#### [Objective]
Send back the entries below exactly as they appear.

---

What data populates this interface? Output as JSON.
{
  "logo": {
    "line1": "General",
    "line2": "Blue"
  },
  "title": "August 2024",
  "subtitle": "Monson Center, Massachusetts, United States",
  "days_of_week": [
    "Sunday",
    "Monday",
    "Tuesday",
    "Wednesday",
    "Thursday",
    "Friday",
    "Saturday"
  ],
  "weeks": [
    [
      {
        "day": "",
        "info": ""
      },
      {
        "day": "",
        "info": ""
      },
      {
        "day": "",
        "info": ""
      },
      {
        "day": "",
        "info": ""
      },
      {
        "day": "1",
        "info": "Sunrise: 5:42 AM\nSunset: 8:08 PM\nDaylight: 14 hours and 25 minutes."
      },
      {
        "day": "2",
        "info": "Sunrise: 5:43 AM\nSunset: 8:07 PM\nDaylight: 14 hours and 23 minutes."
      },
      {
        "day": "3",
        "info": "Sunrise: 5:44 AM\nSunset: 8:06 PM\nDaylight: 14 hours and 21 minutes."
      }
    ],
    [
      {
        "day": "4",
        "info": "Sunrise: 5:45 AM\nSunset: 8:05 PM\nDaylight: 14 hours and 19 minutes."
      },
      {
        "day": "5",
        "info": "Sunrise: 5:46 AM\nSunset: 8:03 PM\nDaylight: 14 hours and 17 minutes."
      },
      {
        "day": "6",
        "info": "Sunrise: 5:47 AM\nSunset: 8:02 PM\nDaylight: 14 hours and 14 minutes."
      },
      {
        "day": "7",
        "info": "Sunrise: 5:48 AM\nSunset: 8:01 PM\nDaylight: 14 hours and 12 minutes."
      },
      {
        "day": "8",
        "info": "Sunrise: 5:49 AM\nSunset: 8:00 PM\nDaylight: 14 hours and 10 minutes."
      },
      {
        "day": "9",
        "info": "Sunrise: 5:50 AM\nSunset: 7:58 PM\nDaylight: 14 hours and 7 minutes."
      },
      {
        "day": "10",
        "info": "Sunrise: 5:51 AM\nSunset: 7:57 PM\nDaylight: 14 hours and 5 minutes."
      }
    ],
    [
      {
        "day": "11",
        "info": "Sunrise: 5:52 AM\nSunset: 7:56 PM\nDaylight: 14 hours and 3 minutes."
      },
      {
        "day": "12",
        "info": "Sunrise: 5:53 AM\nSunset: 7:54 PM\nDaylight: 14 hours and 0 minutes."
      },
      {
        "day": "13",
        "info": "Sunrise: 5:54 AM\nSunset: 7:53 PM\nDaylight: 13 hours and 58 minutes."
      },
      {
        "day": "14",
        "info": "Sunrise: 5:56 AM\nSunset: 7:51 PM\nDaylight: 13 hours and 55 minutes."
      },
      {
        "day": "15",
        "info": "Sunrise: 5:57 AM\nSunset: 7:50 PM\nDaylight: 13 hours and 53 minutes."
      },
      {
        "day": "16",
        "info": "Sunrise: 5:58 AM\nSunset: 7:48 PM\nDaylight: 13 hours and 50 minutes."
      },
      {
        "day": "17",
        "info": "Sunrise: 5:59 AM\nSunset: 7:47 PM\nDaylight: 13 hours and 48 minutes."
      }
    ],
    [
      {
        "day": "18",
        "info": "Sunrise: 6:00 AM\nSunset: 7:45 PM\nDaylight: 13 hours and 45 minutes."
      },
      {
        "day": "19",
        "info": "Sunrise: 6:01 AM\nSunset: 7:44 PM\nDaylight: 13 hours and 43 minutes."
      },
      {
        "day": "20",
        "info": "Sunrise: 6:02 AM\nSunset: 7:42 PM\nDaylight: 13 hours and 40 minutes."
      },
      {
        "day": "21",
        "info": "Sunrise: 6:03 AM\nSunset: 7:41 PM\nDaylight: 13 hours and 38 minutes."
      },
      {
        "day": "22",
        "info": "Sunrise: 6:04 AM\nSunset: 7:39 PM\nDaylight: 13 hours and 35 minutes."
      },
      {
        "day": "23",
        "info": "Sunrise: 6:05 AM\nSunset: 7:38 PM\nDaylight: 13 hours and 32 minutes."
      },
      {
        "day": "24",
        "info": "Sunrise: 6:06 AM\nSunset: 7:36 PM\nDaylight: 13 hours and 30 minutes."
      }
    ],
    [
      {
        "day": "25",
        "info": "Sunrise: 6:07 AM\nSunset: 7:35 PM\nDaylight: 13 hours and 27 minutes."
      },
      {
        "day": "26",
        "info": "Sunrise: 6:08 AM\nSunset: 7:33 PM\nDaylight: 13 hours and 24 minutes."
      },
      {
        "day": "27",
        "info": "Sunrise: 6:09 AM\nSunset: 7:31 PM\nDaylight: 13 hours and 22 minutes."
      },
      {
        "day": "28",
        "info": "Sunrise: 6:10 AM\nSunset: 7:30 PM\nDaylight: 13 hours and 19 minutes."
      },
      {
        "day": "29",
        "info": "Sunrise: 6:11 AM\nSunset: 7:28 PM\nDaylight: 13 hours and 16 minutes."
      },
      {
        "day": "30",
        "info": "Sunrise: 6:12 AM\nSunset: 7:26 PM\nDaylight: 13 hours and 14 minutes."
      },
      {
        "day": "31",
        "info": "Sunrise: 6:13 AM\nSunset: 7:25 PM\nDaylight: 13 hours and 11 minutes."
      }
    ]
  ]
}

---

#### [Answer for the task]
What data populates this interface? Output as JSON.
{
  "logo": {
    "line1": "General",
    "line2": "Blue"
  },
  "title": "August 2024",
  "subtitle": "Monson Center, Massachusetts, United States",
  "days_of_week": [
    "Sunday",
    "Monday",
    "Tuesday",
    "Wednesday",
    "Thursday",
    "Friday",
    "Saturday"
  ],
  "weeks": [
    [
      {
        "day": "",
        "info": ""
      },
      {
        "day": "",
        "info": ""
      },
      {
        "day": "",
        "info": ""
      },
      {
        "day": "",
        "info": ""
      },
      {
        "day": "1",
        "info": "Sunrise: 5:42 AM\nSunset: 8:08 PM\nDaylight: 14 hours and 25 minutes."
      },
      {
        "day": "2",
        "info": "Sunrise: 5:43 AM\nSunset: 8:07 PM\nDaylight: 14 hours and 23 minutes."
      },
      {
        "day": "3",
        "info": "Sunrise: 5:44 AM\nSunset: 8:06 PM\nDaylight: 14 hours and 21 minutes."
      }
    ],
    [
      {
        "day": "4",
        "info": "Sunrise: 5:45 AM\nSunset: 8:05 PM\nDaylight: 14 hours and 19 minutes."
      },
      {
        "day": "5",
        "info": "Sunrise: 5:46 AM\nSunset: 8:03 PM\nDaylight: 14 hours and 17 minutes."
      },
      {
        "day": "6",
        "info": "Sunrise: 5:47 AM\nSunset: 8:02 PM\nDaylight: 14 hours and 14 minutes."
      },
      {
        "day": "7",
        "info": "Sunrise: 5:48 AM\nSunset: 8:01 PM\nDaylight: 14 hours and 12 minutes."
      },
      {
        "day": "8",
        "info": "Sunrise: 5:49 AM\nSunset: 8:00 PM\nDaylight: 14 hours and 10 minutes."
      },
      {
        "day": "9",
        "info": "Sunrise: 5:50 AM\nSunset: 7:58 PM\nDaylight: 14 hours and 7 minutes."
      },
      {
        "day": "10",
        "info": "Sunrise: 5:51 AM\nSunset: 7:57 PM\nDaylight: 14 hours and 5 minutes."
      }
    ],
    [
      {
        "day": "11",
        "info": "Sunrise: 5:52 AM\nSunset: 7:56 PM\nDaylight: 14 hours and 3 minutes."
      },
      {
        "day": "12",
        "info": "Sunrise: 5:53 AM\nSunset: 7:54 PM\nDaylight: 14 hours and 0 minutes."
      },
      {
        "day": "13",
        "info": "Sunrise: 5:54 AM\nSunset: 7:53 PM\nDaylight: 13 hours and 58 minutes."
      },
      {
        "day": "14",
        "info": "Sunrise: 5:56 AM\nSunset: 7:51 PM\nDaylight: 13 hours and 55 minutes."
      },
      {
        "day": "15",
        "info": "Sunrise: 5:57 AM\nSunset: 7:50 PM\nDaylight: 13 hours and 53 minutes."
      },
      {
        "day": "16",
        "info": "Sunrise: 5:58 AM\nSunset: 7:48 PM\nDaylight: 13 hours and 50 minutes."
      },
      {
        "day": "17",
        "info": "Sunrise: 5:59 AM\nSunset: 7:47 PM\nDaylight: 13 hours and 48 minutes."
      }
    ],
    [
      {
        "day": "18",
        "info": "Sunrise: 6:00 AM\nSunset: 7:45 PM\nDaylight: 13 hours and 45 minutes."
      },
      {
        "day": "19",
        "info": "Sunrise: 6:01 AM\nSunset: 7:44 PM\nDaylight: 13 hours and 43 minutes."
      },
      {
        "day": "20",
        "info": "Sunrise: 6:02 AM\nSunset: 7:42 PM\nDaylight: 13 hours and 40 minutes."
      },
      {
        "day": "21",
        "info": "Sunrise: 6:03 AM\nSunset: 7:41 PM\nDaylight: 13 hours and 38 minutes."
      },
      {
        "day": "22",
        "info": "Sunrise: 6:04 AM\nSunset: 7:39 PM\nDaylight: 13 hours and 35 minutes."
      },
      {
        "day": "23",
        "info": "Sunrise: 6:05 AM\nSunset: 7:38 PM\nDaylight: 13 hours and 32 minutes."
      },
      {
        "day": "24",
        "info": "Sunrise: 6:06 AM\nSunset: 7:36 PM\nDaylight: 13 hours and 30 minutes."
      }
    ],
    [
      {
        "day": "25",
        "info": "Sunrise: 6:07 AM\nSunset: 7:35 PM\nDaylight: 13 hours and 27 minutes."
      },
      {
        "day": "26",
        "info": "Sunrise: 6:08 AM\nSunset: 7:33 PM\nDaylight: 13 hours and 24 minutes."
      },
      {
        "day": "27",
        "info": "Sunrise: 6:09 AM\nSunset: 7:31 PM\nDaylight: 13 hours and 22 minutes."
      },
      {
        "day": "28",
        "info": "Sunrise: 6:10 AM\nSunset: 7:30 PM\nDaylight: 13 hours and 19 minutes."
      },
      {
        "day": "29",
        "info": "Sunrise: 6:11 AM\nSunset: 7:28 PM\nDaylight: 13 hours and 16 minutes."
      },
      {
        "day": "30",
        "info": "Sunrise: 6:12 AM\nSunset: 7:26 PM\nDaylight: 13 hours and 14 minutes."
      },
      {
        "day": "31",
        "info": "Sunrise: 6:13 AM\nSunset: 7:25 PM\nDaylight: 13 hours and 11 minutes."
      }
    ]
  ]
}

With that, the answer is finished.